■ Set exercise
Count the lines below that contain the word "自动获得", and reply with that number alone.
►
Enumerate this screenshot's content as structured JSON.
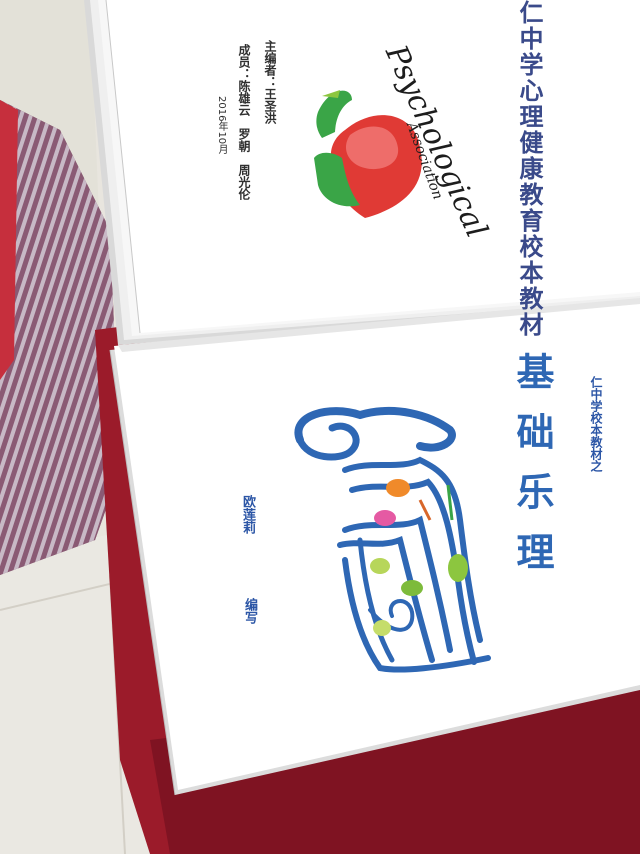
{
  "psychology_book": {
    "title": "仁中学心理健康教育校本教材",
    "editors": "主编者：王圣洪",
    "members": "成员：陈雄云　罗朝　周光伦",
    "date": "2016年10月",
    "logo_text_main": "Psychological",
    "logo_text_sub": "Association"
  },
  "music_book": {
    "series": "仁中学校本教材之",
    "title": "基础乐理",
    "author": "欧莲莉",
    "role": "编写"
  },
  "colors": {
    "music_blue": "#2e67b4",
    "heart_red": "#e03a35",
    "leaf_green": "#3aa547",
    "cloth_red": "#9b1b2a"
  },
  "icons": [
    "heart-logo-icon",
    "treble-clef-staff-icon"
  ]
}
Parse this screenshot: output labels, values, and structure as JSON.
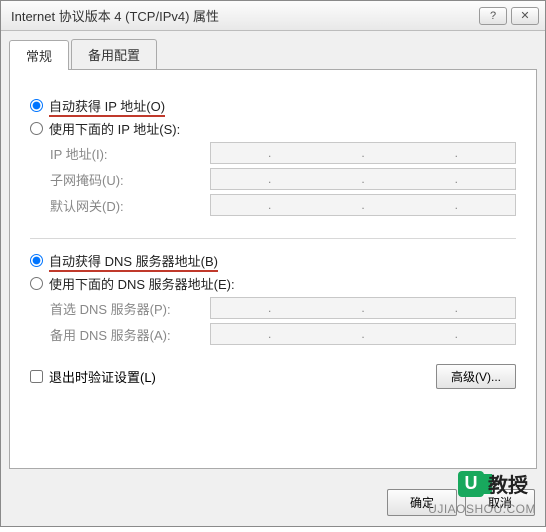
{
  "window": {
    "title": "Internet 协议版本 4 (TCP/IPv4) 属性",
    "help_icon": "?",
    "close_icon": "✕"
  },
  "tabs": {
    "general": "常规",
    "alternate": "备用配置"
  },
  "ip_section": {
    "auto_label": "自动获得 IP 地址(O)",
    "manual_label": "使用下面的 IP 地址(S):",
    "ip_address_label": "IP 地址(I):",
    "subnet_label": "子网掩码(U):",
    "gateway_label": "默认网关(D):"
  },
  "dns_section": {
    "auto_label": "自动获得 DNS 服务器地址(B)",
    "manual_label": "使用下面的 DNS 服务器地址(E):",
    "preferred_label": "首选 DNS 服务器(P):",
    "alternate_label": "备用 DNS 服务器(A):"
  },
  "validate_label": "退出时验证设置(L)",
  "advanced_button": "高级(V)...",
  "footer": {
    "ok": "确定",
    "cancel": "取消"
  },
  "watermark": {
    "badge_letter": "U",
    "brand": "教授",
    "url": "UJIAOSHOU.COM"
  }
}
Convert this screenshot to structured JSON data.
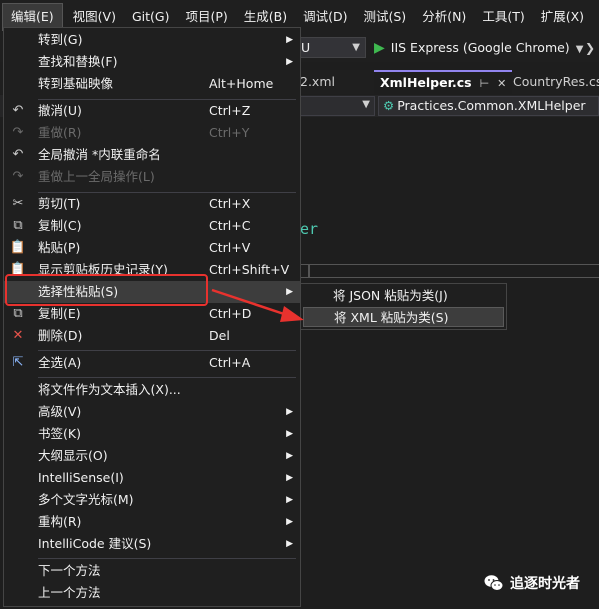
{
  "menubar": {
    "items": [
      "编辑(E)",
      "视图(V)",
      "Git(G)",
      "项目(P)",
      "生成(B)",
      "调试(D)",
      "测试(S)",
      "分析(N)",
      "工具(T)",
      "扩展(X)"
    ]
  },
  "toolbar": {
    "config_value": "U",
    "run_label": "IIS Express (Google Chrome)"
  },
  "tabs": [
    {
      "label": "2.xml"
    },
    {
      "label": "XmlHelper.cs"
    },
    {
      "label": "CountryRes.cs"
    }
  ],
  "navbar": {
    "member_path": "Practices.Common.XMLHelper"
  },
  "editor": {
    "code_fragment": "er"
  },
  "edit_menu": {
    "items": [
      {
        "label": "转到(G)",
        "icon": "none",
        "submenu": true
      },
      {
        "label": "查找和替换(F)",
        "icon": "none",
        "submenu": true
      },
      {
        "label": "转到基础映像",
        "shortcut": "Alt+Home"
      },
      {
        "label": "撤消(U)",
        "shortcut": "Ctrl+Z",
        "icon": "undo-icon"
      },
      {
        "label": "重做(R)",
        "shortcut": "Ctrl+Y",
        "icon": "redo-icon",
        "disabled": true
      },
      {
        "label": "全局撤消 *内联重命名",
        "icon": "undo-icon"
      },
      {
        "label": "重做上一全局操作(L)",
        "icon": "redo-icon",
        "disabled": true
      },
      {
        "label": "剪切(T)",
        "shortcut": "Ctrl+X",
        "icon": "scissors-icon"
      },
      {
        "label": "复制(C)",
        "shortcut": "Ctrl+C",
        "icon": "copy-icon"
      },
      {
        "label": "粘贴(P)",
        "shortcut": "Ctrl+V",
        "icon": "paste-icon"
      },
      {
        "label": "显示剪贴板历史记录(Y)",
        "shortcut": "Ctrl+Shift+V",
        "icon": "clipboard-history-icon"
      },
      {
        "label": "选择性粘贴(S)",
        "submenu": true,
        "selected": true
      },
      {
        "label": "复制(E)",
        "shortcut": "Ctrl+D",
        "icon": "duplicate-icon"
      },
      {
        "label": "删除(D)",
        "shortcut": "Del",
        "icon": "delete-icon"
      },
      {
        "label": "全选(A)",
        "shortcut": "Ctrl+A",
        "icon": "select-all-icon"
      },
      {
        "label": "将文件作为文本插入(X)..."
      },
      {
        "label": "高级(V)",
        "submenu": true
      },
      {
        "label": "书签(K)",
        "submenu": true
      },
      {
        "label": "大纲显示(O)",
        "submenu": true
      },
      {
        "label": "IntelliSense(I)",
        "submenu": true
      },
      {
        "label": "多个文字光标(M)",
        "submenu": true
      },
      {
        "label": "重构(R)",
        "submenu": true
      },
      {
        "label": "IntelliCode 建议(S)",
        "submenu": true
      },
      {
        "label": "下一个方法"
      },
      {
        "label": "上一个方法"
      }
    ]
  },
  "paste_special_menu": {
    "items": [
      {
        "label": "将 JSON 粘贴为类(J)"
      },
      {
        "label": "将 XML 粘贴为类(S)",
        "selected": true
      }
    ]
  },
  "watermark": {
    "text": "追逐时光者"
  },
  "colors": {
    "menu_bg": "#1f1f1f",
    "selection_bg": "#3d3d3d",
    "annotation_red": "#e8322e",
    "run_green": "#3fb950",
    "class_teal": "#4ec9b0",
    "tab_accent": "#9184ee"
  }
}
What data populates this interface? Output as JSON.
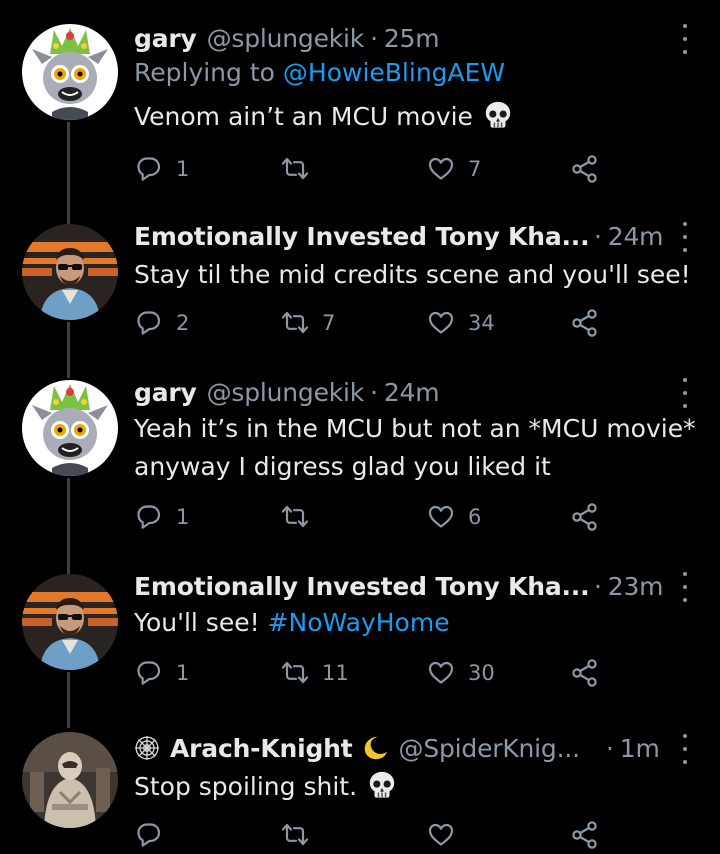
{
  "tweets": [
    {
      "author": "gary",
      "handle": "@splungekik",
      "separator": "·",
      "time": "25m",
      "replying_prefix": "Replying to",
      "replying_to": "@HowieBlingAEW",
      "text_lines": [
        "Venom ain’t an MCU movie"
      ],
      "emoji": "skull-icon",
      "reply_count": "1",
      "retweet_count": "",
      "like_count": "7"
    },
    {
      "author": "Emotionally Invested Tony Kha...",
      "separator": "·",
      "time": "24m",
      "text_lines": [
        "Stay til the mid credits scene and you'll see!"
      ],
      "reply_count": "2",
      "retweet_count": "7",
      "like_count": "34"
    },
    {
      "author": "gary",
      "handle": "@splungekik",
      "separator": "·",
      "time": "24m",
      "text_lines": [
        "Yeah it’s in the MCU but not an *MCU movie*",
        "anyway I digress glad you liked it"
      ],
      "reply_count": "1",
      "retweet_count": "",
      "like_count": "6"
    },
    {
      "author": "Emotionally Invested Tony Kha...",
      "separator": "·",
      "time": "23m",
      "text_prefix": "You'll see! ",
      "hashtag": "#NoWayHome",
      "reply_count": "1",
      "retweet_count": "11",
      "like_count": "30"
    },
    {
      "author": "Arach-Knight",
      "name_prefix_icon": "spiderweb-icon",
      "name_suffix_icon": "crescent-moon-icon",
      "handle": "@SpiderKnig...",
      "separator": "·",
      "time": "1m",
      "text_lines": [
        "Stop spoiling shit."
      ],
      "emoji": "skull-icon",
      "reply_count": "",
      "retweet_count": "",
      "like_count": ""
    }
  ],
  "colors": {
    "background": "#000000",
    "text": "#e7e9ea",
    "secondary": "#8b98a5",
    "link": "#1d9bf0",
    "thread_line": "#3b3e42"
  }
}
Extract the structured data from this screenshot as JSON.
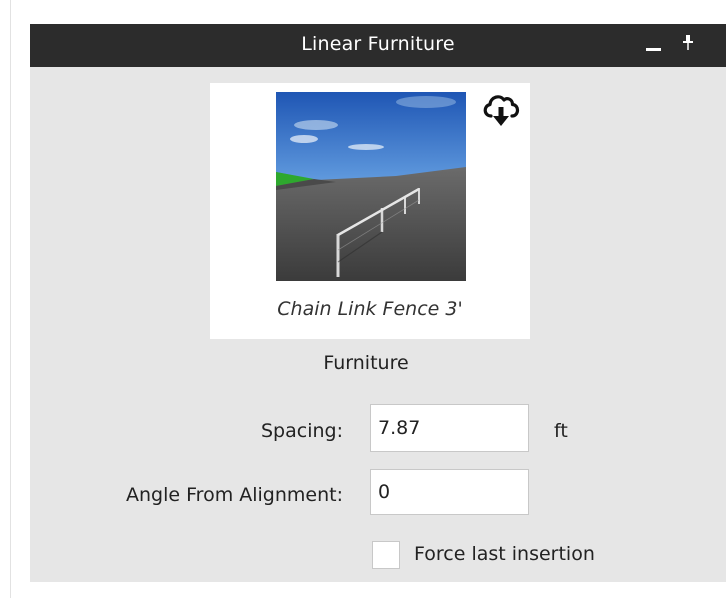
{
  "panel": {
    "title": "Linear Furniture",
    "minimize_icon": "minimize-icon",
    "pin_icon": "pin-icon"
  },
  "item": {
    "name": "Chain Link Fence 3'",
    "thumbnail_icon": "fence-thumbnail",
    "download_icon": "cloud-download-icon"
  },
  "category": "Furniture",
  "spacing": {
    "label": "Spacing:",
    "value": "7.87",
    "unit": "ft"
  },
  "angle": {
    "label": "Angle From Alignment:",
    "value": "0"
  },
  "force_last": {
    "label": "Force last insertion",
    "checked": false
  },
  "colors": {
    "titlebar": "#2c2c2c",
    "panel_bg": "#e6e6e6",
    "card_bg": "#ffffff"
  }
}
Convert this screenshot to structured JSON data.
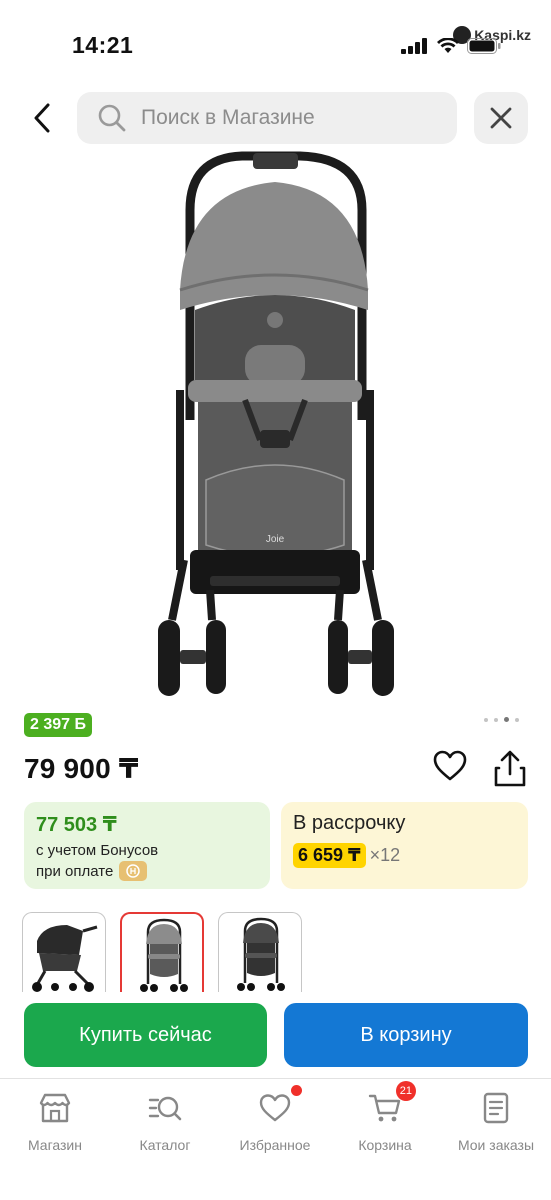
◄
■ Solved problem
2